[Begin SUPPLIED INFORMATION]

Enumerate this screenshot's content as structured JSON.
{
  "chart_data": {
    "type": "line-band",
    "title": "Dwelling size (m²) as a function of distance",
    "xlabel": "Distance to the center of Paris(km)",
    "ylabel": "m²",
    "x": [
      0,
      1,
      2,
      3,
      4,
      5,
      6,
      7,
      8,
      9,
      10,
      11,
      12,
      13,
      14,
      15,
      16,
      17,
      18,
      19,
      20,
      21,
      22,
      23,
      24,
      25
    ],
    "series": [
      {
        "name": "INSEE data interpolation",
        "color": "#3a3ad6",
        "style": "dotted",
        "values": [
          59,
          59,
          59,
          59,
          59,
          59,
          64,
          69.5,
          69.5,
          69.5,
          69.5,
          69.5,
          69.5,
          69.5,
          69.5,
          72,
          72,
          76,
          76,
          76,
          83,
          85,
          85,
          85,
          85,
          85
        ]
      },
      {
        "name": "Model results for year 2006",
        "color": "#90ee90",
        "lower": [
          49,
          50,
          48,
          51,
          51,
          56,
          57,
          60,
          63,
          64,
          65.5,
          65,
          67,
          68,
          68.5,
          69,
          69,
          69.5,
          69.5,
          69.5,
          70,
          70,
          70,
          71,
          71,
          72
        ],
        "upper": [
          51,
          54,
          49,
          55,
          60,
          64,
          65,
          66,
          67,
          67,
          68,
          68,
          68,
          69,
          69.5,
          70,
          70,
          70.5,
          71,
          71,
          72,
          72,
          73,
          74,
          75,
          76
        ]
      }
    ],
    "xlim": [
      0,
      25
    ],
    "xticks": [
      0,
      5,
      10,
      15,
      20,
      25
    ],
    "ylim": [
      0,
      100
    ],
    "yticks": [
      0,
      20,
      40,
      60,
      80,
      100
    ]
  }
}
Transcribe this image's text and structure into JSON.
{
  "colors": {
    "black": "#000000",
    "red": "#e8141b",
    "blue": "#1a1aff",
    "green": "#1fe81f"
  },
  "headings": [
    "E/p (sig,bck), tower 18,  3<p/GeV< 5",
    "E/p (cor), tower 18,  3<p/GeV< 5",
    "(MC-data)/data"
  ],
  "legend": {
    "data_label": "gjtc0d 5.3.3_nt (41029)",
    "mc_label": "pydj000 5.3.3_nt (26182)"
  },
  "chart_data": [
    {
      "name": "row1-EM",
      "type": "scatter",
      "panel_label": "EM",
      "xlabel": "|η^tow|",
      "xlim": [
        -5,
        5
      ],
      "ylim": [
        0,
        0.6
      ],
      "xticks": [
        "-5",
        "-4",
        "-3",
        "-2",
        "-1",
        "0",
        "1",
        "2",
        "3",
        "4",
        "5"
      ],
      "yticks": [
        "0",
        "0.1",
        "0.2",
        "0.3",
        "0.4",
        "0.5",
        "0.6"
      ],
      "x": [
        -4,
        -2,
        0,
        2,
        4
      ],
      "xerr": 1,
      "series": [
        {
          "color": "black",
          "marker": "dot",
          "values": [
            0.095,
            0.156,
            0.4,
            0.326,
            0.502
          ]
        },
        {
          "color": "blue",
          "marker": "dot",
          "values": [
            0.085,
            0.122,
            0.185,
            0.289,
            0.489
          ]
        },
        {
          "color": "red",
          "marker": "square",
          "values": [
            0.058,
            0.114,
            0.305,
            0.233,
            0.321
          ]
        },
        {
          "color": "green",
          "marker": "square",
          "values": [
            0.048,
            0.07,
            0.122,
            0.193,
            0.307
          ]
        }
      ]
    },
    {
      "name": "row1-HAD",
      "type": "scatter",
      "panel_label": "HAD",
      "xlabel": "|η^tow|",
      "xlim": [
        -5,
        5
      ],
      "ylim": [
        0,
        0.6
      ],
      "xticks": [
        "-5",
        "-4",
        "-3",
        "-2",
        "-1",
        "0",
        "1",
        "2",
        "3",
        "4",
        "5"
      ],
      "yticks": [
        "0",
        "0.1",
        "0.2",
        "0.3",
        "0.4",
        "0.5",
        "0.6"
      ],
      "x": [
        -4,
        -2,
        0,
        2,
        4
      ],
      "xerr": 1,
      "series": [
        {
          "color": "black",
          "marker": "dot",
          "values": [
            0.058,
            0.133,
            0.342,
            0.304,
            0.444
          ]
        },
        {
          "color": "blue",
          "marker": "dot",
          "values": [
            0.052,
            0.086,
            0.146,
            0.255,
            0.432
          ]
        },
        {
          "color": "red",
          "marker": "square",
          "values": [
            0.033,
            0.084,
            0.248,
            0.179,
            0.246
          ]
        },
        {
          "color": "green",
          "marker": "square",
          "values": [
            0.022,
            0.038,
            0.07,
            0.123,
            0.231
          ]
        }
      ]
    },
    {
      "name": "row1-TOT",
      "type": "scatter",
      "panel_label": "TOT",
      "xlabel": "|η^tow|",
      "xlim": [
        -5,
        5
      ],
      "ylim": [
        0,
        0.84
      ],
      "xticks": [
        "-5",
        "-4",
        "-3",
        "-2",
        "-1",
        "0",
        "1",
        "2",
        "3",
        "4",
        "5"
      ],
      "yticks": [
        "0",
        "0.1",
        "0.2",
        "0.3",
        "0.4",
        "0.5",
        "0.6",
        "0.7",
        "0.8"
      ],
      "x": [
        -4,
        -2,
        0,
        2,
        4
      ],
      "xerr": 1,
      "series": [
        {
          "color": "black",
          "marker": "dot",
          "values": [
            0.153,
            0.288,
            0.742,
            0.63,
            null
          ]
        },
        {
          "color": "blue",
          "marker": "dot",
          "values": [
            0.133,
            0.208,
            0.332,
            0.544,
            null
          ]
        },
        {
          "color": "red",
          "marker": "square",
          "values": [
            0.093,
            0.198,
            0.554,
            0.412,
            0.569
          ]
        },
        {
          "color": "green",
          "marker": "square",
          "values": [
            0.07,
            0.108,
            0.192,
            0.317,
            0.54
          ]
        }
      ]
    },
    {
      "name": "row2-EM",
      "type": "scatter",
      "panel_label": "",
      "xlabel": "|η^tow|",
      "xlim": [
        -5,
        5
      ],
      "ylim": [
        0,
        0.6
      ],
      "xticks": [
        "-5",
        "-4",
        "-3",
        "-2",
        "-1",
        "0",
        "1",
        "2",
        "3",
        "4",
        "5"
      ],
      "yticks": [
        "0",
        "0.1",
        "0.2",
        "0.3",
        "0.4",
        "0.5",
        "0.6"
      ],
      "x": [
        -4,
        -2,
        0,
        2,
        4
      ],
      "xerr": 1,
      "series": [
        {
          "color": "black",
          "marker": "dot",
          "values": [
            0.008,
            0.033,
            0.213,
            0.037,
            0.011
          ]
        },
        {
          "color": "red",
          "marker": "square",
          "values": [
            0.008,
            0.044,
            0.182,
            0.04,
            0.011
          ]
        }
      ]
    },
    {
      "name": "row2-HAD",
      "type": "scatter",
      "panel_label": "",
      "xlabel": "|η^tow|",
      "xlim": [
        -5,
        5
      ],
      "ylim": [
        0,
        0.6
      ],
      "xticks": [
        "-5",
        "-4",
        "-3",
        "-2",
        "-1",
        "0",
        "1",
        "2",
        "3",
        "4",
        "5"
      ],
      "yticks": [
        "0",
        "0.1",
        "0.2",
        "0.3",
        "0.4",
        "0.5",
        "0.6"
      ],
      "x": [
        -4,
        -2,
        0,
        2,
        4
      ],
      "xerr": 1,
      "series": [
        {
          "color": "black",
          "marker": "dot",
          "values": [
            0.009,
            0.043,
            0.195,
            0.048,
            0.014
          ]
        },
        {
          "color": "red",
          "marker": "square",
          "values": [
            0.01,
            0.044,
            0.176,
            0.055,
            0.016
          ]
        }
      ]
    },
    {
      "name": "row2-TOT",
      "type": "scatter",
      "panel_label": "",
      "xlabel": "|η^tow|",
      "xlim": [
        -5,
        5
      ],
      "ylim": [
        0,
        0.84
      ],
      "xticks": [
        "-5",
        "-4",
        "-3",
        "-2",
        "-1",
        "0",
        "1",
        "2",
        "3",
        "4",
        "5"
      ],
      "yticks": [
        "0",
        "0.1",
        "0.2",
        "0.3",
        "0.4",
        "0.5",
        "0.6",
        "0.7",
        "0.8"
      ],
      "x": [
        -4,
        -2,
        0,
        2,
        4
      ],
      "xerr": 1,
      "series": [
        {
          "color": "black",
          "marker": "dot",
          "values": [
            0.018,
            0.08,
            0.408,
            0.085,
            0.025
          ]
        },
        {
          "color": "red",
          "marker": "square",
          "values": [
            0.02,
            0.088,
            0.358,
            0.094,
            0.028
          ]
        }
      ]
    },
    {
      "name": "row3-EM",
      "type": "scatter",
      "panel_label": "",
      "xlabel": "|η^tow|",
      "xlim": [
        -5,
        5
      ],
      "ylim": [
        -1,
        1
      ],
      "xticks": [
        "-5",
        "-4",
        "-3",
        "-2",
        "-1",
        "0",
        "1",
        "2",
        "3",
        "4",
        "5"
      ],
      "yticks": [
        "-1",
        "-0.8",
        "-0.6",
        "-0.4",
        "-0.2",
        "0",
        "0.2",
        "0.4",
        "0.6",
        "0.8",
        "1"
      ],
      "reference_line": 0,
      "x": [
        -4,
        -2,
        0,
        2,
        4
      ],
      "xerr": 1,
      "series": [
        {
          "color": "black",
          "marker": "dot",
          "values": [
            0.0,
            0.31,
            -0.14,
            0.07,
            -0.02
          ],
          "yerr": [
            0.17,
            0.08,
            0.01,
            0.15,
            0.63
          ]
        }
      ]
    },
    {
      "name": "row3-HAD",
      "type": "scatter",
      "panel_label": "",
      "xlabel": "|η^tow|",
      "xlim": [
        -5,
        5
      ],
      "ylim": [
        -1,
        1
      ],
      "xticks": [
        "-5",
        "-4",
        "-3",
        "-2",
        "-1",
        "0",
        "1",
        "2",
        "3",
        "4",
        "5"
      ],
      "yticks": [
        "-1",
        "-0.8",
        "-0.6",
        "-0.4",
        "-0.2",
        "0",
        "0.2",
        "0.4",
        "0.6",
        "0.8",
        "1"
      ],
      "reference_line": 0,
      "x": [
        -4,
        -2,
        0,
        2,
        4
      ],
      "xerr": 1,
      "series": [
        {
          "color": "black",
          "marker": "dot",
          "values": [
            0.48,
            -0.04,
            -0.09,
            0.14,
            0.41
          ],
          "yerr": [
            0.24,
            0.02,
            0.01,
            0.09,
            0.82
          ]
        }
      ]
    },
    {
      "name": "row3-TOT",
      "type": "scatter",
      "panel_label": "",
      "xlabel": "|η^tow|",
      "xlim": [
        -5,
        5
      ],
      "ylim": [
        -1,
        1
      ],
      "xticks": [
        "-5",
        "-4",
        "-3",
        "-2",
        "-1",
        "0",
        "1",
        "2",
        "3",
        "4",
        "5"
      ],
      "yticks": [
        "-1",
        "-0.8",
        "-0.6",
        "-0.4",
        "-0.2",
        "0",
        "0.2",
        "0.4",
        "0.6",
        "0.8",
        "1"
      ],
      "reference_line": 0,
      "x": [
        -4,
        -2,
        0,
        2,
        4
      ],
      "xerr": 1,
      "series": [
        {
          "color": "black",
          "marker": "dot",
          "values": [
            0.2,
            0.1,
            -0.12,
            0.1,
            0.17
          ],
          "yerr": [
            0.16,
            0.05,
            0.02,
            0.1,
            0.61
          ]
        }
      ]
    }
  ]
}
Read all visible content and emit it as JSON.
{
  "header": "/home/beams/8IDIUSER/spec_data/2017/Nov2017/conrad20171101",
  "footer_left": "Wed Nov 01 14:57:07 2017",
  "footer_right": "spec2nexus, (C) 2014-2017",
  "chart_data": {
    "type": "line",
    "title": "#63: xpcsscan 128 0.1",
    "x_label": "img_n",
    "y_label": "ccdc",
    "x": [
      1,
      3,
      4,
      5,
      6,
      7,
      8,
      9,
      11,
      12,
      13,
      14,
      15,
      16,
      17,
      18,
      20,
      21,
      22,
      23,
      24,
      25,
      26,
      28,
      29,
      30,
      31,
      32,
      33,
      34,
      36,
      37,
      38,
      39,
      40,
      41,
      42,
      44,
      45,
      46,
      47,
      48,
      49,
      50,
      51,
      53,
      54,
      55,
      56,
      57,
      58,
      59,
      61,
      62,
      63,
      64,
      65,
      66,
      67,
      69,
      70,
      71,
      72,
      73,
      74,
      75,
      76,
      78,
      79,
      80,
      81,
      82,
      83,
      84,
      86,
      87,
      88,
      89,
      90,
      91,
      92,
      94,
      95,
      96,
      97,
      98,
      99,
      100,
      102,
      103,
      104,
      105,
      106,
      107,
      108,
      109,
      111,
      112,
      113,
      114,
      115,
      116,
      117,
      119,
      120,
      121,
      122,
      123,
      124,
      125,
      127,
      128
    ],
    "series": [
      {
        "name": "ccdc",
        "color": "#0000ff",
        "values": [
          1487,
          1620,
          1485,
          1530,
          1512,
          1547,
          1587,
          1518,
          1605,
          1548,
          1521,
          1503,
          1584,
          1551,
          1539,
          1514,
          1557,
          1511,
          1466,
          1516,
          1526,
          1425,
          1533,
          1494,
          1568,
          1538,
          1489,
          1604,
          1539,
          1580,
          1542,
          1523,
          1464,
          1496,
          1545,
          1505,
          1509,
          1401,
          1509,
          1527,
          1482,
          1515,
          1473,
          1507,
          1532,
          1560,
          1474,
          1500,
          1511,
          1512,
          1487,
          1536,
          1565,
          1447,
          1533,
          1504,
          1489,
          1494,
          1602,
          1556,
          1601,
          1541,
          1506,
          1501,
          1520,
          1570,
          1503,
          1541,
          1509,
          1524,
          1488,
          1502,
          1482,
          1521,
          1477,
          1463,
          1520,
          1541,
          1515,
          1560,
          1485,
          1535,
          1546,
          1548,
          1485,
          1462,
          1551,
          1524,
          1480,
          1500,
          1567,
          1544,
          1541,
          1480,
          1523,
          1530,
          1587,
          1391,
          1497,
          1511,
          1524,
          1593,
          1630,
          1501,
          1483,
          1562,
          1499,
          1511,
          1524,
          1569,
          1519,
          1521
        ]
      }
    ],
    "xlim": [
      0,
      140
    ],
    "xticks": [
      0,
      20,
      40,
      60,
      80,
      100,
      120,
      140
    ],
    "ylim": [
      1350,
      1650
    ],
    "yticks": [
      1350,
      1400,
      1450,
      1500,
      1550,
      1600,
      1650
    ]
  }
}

[End SUPPLIED INFORMATION]

_REQUEST_
Look through the entries above. Extract each line with the word "this".

_COMPLETE OUTPUT_
Enumerate this screenshot's content as structured JSON.
Transcribe this image's text and structure into JSON.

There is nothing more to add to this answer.